* _DATA FOR THIS EXERCISE_
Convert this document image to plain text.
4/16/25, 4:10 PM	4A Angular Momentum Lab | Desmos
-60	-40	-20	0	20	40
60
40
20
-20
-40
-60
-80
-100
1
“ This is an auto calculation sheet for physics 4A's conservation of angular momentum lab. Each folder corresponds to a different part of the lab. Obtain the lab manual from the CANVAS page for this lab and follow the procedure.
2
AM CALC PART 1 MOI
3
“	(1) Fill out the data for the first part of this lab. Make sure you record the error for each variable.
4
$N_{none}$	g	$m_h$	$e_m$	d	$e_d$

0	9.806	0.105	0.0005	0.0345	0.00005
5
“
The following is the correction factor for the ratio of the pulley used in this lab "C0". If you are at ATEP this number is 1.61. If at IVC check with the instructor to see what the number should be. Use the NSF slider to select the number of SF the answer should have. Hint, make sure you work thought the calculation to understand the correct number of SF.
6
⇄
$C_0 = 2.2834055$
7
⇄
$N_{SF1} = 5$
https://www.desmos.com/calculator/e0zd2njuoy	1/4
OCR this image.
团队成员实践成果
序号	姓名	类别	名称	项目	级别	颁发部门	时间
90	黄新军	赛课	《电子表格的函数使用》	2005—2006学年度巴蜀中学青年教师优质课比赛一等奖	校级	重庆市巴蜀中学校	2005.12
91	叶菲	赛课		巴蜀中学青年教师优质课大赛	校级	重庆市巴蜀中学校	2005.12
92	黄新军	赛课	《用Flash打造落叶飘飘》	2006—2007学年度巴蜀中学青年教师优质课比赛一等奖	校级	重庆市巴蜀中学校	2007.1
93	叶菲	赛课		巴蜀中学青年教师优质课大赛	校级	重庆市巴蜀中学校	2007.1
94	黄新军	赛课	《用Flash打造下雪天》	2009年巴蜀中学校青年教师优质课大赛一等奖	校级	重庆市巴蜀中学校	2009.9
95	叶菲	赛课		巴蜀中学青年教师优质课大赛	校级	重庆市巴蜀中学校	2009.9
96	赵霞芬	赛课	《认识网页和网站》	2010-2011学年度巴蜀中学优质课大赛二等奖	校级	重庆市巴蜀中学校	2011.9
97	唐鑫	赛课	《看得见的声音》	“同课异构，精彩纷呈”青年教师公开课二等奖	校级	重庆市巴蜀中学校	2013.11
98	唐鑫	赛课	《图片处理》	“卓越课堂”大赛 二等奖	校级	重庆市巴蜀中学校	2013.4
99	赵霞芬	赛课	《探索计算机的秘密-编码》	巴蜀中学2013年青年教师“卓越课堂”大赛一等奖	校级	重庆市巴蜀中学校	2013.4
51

* _PROBLEM DETAILS_
Quote, word for word, every line starting at the one that contains "OCR this image." and ending with the final line of the entries.

* _FINAL RESULT_
OCR this image.
团队成员实践成果
序号	姓名	类别	名称	项目	级别	颁发部门	时间
90	黄新军	赛课	《电子表格的函数使用》	2005—2006学年度巴蜀中学青年教师优质课比赛一等奖	校级	重庆市巴蜀中学校	2005.12
91	叶菲	赛课		巴蜀中学青年教师优质课大赛	校级	重庆市巴蜀中学校	2005.12
92	黄新军	赛课	《用Flash打造落叶飘飘》	2006—2007学年度巴蜀中学青年教师优质课比赛一等奖	校级	重庆市巴蜀中学校	2007.1
93	叶菲	赛课		巴蜀中学青年教师优质课大赛	校级	重庆市巴蜀中学校	2007.1
94	黄新军	赛课	《用Flash打造下雪天》	2009年巴蜀中学校青年教师优质课大赛一等奖	校级	重庆市巴蜀中学校	2009.9
95	叶菲	赛课		巴蜀中学青年教师优质课大赛	校级	重庆市巴蜀中学校	2009.9
96	赵霞芬	赛课	《认识网页和网站》	2010-2011学年度巴蜀中学优质课大赛二等奖	校级	重庆市巴蜀中学校	2011.9
97	唐鑫	赛课	《看得见的声音》	“同课异构，精彩纷呈”青年教师公开课二等奖	校级	重庆市巴蜀中学校	2013.11
98	唐鑫	赛课	《图片处理》	“卓越课堂”大赛 二等奖	校级	重庆市巴蜀中学校	2013.4
99	赵霞芬	赛课	《探索计算机的秘密-编码》	巴蜀中学2013年青年教师“卓越课堂”大赛一等奖	校级	重庆市巴蜀中学校	2013.4
51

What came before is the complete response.